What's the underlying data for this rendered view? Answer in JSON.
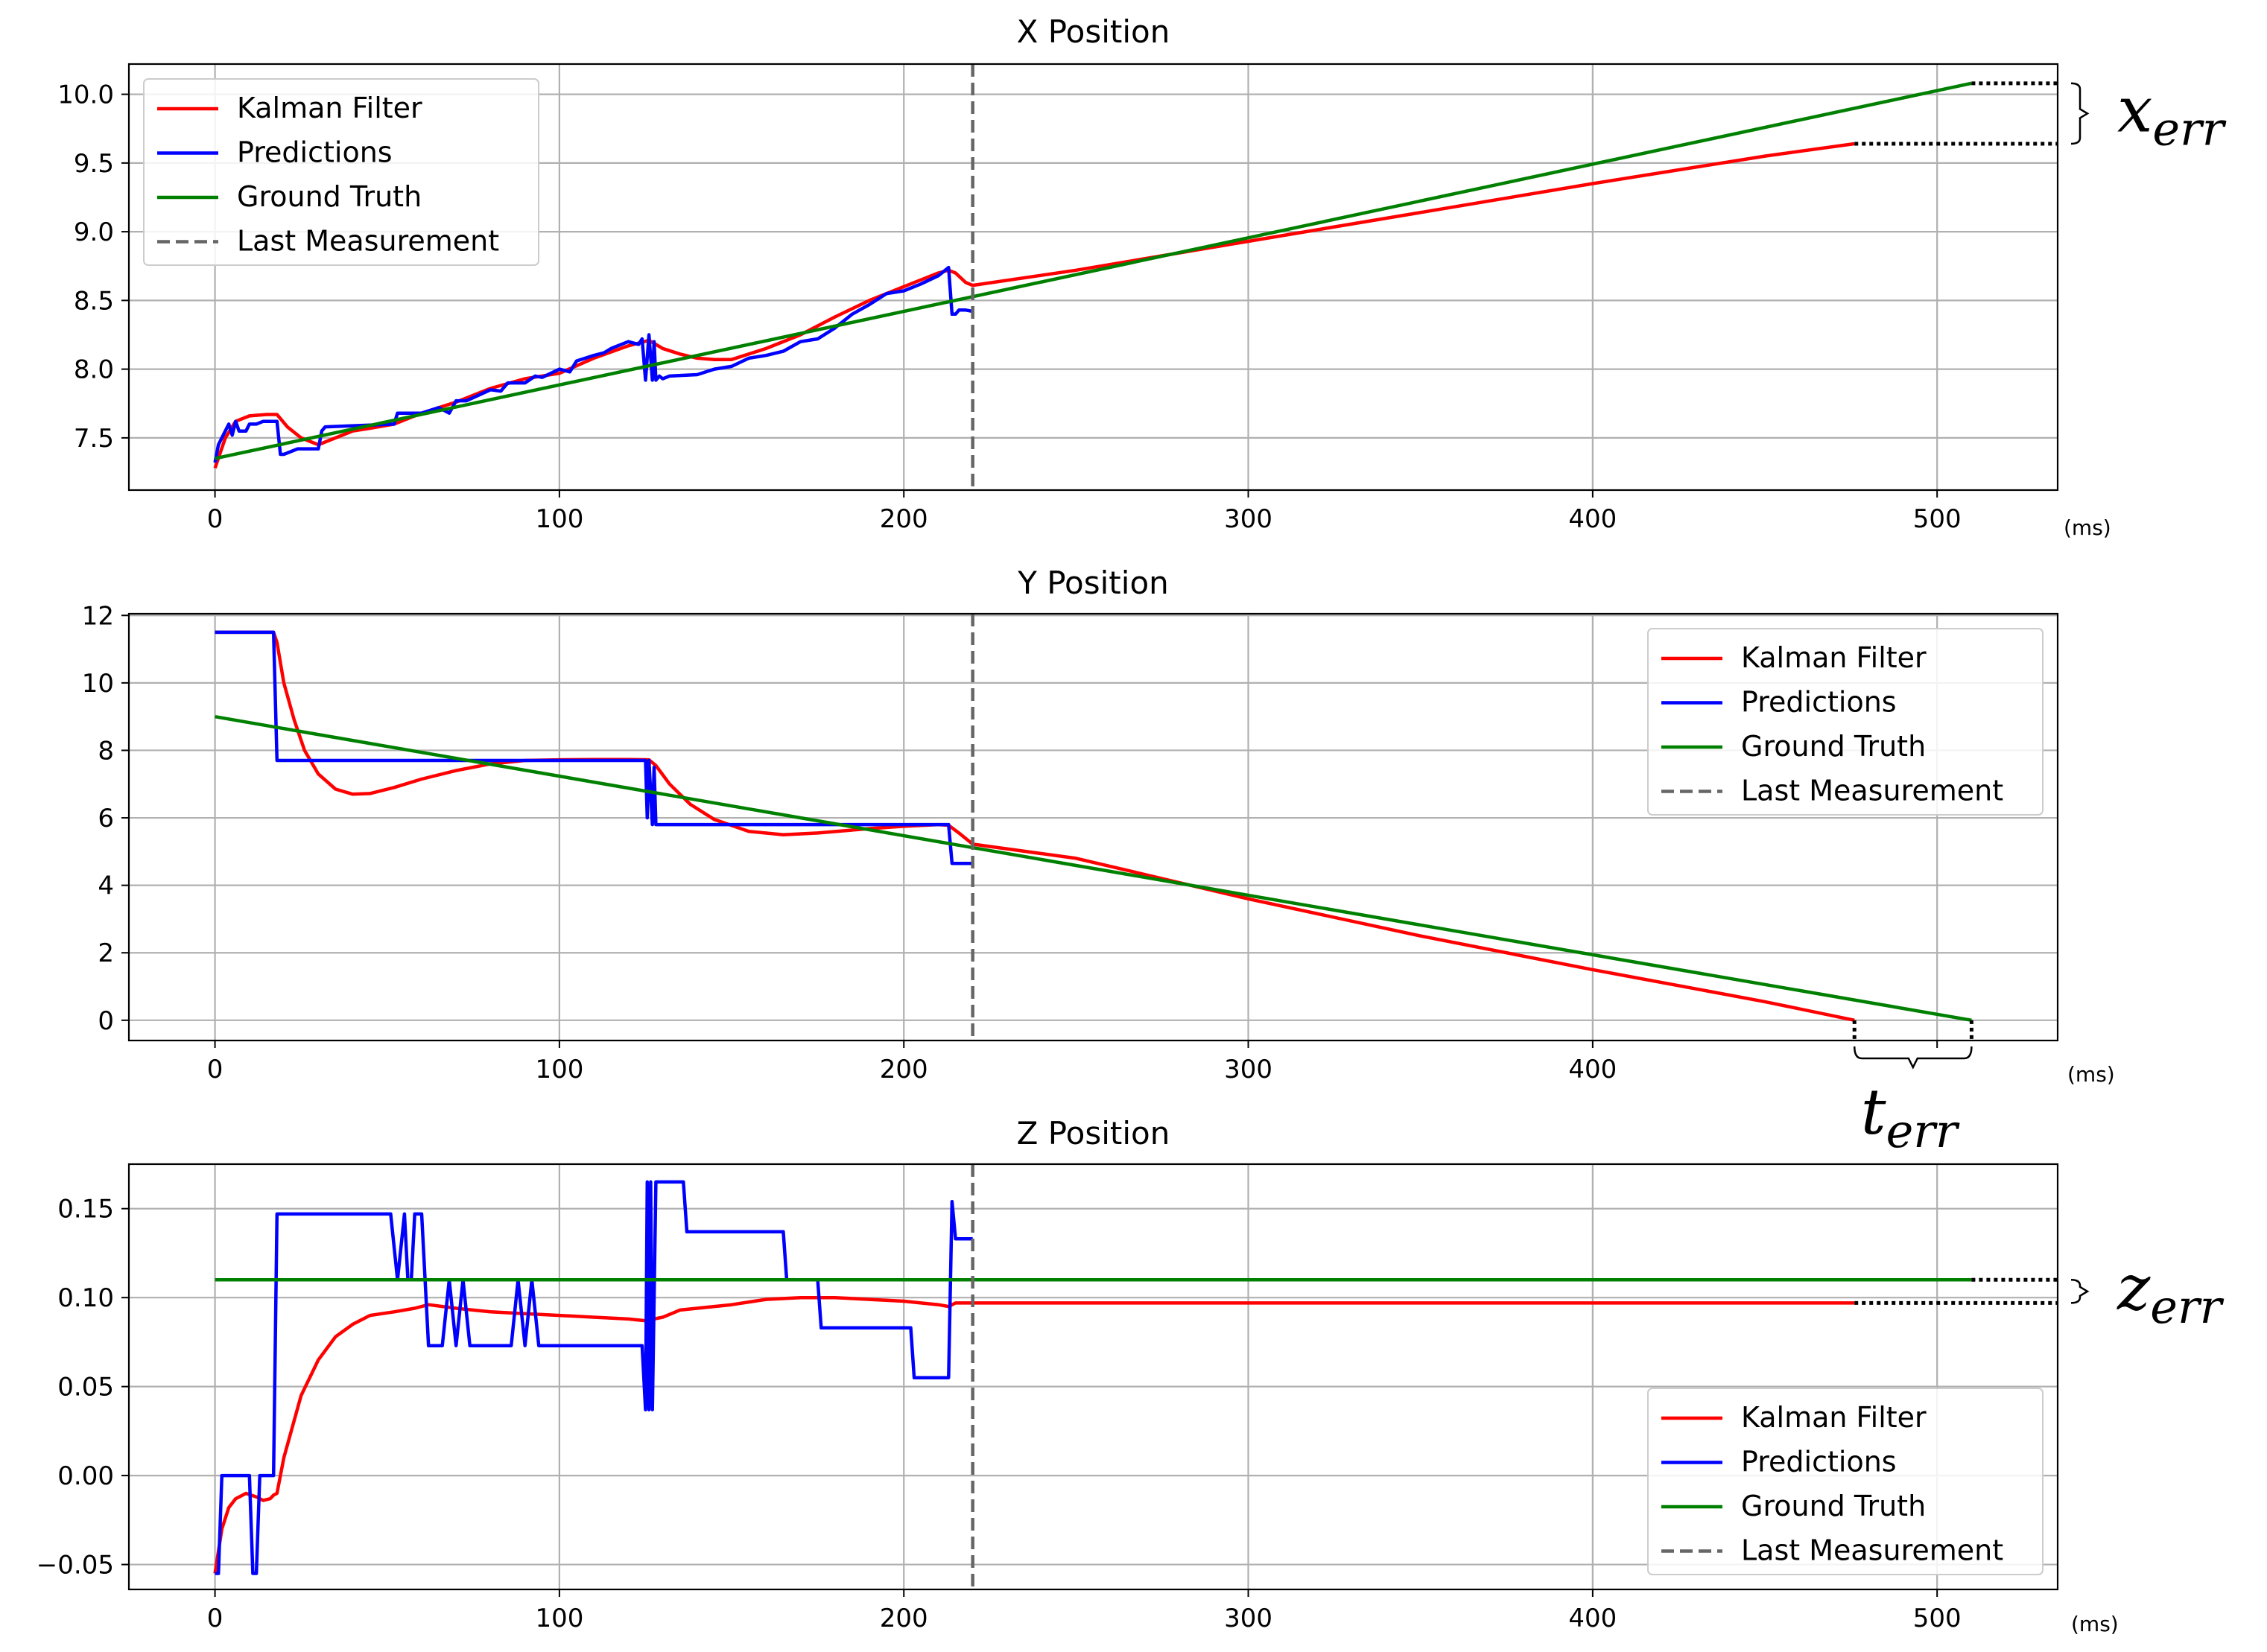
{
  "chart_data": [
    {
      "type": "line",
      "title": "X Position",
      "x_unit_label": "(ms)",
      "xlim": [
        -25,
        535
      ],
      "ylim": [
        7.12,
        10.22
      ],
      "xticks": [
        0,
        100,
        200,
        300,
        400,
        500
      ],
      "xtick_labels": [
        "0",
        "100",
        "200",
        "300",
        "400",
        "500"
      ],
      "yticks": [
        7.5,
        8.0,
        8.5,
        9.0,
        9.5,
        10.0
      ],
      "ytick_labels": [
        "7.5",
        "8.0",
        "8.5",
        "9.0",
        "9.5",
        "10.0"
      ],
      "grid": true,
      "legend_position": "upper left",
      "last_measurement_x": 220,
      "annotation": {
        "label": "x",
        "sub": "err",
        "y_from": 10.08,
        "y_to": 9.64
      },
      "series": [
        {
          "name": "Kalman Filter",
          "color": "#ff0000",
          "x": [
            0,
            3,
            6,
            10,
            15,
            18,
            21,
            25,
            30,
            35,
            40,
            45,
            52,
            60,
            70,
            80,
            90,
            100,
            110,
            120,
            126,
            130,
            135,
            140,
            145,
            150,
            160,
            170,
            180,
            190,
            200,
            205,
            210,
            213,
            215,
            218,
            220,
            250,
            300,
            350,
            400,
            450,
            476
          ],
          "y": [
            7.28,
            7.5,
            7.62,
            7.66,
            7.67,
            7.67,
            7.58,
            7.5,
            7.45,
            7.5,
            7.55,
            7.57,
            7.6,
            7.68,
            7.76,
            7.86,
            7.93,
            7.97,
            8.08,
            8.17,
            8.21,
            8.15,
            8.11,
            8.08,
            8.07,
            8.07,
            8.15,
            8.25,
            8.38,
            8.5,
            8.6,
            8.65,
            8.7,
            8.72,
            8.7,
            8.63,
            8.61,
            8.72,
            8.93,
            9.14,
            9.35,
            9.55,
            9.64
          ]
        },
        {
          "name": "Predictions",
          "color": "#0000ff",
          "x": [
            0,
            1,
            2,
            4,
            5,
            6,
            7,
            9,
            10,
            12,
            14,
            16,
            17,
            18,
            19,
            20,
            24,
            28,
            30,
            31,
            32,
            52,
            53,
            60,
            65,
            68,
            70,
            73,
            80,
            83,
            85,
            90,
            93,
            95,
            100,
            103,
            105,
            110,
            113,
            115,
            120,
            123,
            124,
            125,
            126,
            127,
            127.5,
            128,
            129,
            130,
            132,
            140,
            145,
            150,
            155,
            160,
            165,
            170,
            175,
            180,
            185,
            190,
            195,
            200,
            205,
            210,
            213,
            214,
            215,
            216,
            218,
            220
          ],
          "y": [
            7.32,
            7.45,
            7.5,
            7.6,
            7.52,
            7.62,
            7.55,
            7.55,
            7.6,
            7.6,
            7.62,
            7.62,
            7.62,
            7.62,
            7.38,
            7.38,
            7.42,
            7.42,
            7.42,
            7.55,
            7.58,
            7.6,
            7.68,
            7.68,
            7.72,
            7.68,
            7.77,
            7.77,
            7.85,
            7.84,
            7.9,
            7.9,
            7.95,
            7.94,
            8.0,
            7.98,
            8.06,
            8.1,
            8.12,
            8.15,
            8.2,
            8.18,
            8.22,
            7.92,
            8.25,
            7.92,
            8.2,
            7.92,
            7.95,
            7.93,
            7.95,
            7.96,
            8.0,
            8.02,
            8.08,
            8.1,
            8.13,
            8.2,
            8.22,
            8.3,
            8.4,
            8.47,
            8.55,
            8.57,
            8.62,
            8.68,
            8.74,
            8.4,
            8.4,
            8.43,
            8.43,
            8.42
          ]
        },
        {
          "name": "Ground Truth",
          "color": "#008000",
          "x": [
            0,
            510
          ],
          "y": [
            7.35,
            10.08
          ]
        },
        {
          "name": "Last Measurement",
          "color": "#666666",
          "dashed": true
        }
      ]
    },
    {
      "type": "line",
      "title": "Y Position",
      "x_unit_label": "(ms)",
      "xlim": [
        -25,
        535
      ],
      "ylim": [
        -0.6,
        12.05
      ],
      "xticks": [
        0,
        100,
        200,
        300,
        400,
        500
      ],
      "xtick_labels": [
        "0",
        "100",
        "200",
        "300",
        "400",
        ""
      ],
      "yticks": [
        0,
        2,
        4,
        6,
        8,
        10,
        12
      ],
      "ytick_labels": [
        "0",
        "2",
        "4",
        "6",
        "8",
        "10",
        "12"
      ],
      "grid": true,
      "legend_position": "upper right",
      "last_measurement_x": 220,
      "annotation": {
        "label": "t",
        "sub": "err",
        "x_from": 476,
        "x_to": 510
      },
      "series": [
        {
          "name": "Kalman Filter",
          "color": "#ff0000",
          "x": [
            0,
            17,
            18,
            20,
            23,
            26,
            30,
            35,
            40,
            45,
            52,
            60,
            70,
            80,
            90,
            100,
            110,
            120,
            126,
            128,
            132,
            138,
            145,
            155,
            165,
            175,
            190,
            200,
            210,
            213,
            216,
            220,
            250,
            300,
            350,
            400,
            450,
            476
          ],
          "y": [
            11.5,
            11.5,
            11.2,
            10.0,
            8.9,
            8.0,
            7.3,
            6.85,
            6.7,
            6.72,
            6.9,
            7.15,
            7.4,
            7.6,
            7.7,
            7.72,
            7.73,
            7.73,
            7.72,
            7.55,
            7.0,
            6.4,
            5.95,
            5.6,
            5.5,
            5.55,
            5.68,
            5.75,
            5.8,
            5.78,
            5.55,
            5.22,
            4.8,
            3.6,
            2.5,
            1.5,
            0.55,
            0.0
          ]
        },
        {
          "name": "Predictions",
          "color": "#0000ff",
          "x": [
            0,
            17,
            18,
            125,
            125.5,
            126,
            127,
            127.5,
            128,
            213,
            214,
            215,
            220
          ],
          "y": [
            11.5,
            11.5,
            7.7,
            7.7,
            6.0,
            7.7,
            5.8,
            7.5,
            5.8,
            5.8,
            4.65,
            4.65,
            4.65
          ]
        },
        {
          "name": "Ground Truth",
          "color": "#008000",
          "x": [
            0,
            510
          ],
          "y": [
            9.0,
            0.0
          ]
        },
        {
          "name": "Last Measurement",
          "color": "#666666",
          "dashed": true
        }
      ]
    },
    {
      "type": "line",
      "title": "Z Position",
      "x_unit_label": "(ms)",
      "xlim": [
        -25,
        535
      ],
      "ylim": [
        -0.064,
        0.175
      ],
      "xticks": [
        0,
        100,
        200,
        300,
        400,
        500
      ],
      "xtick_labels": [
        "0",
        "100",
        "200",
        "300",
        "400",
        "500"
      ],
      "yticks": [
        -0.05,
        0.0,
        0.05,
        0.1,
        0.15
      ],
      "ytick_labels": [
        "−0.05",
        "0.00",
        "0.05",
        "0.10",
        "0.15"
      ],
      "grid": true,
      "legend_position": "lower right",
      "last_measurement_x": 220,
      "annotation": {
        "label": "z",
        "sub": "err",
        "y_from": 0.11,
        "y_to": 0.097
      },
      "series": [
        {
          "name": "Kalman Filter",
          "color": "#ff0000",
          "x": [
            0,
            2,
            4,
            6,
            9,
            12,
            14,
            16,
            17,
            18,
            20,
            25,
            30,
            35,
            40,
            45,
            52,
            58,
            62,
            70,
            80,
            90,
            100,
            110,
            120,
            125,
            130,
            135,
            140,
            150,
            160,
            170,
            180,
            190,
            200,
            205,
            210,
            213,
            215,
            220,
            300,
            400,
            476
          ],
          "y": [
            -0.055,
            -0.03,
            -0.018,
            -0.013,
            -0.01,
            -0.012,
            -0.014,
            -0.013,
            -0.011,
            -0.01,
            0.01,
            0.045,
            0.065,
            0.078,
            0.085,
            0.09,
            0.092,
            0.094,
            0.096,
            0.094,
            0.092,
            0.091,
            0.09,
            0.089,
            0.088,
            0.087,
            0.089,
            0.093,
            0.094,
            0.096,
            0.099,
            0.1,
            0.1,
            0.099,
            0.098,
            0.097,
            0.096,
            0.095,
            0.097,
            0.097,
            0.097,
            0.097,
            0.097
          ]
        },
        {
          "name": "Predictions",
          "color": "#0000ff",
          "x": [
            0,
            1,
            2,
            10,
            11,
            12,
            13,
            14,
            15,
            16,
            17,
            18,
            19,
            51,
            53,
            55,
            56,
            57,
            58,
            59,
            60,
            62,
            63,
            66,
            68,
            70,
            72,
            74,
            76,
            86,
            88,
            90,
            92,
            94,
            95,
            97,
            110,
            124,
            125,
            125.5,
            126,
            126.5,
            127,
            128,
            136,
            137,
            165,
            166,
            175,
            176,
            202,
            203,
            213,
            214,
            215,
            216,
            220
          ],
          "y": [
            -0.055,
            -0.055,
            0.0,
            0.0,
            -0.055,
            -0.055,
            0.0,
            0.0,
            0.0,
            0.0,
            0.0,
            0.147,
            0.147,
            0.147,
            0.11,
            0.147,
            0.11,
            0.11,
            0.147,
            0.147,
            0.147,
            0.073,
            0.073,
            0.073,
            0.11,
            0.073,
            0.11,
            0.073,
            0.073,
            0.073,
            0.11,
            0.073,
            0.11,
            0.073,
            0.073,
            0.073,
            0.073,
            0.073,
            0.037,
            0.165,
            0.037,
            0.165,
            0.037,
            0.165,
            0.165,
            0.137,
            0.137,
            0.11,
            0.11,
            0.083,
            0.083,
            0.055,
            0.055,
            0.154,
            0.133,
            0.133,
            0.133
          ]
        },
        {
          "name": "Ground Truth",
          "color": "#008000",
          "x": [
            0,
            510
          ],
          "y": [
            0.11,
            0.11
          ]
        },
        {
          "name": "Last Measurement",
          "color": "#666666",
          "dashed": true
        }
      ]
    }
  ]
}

Work to do: Check every line of the entries above for the word "upper" and report how many lines contain it, giving the number only.

Exercise answer: 2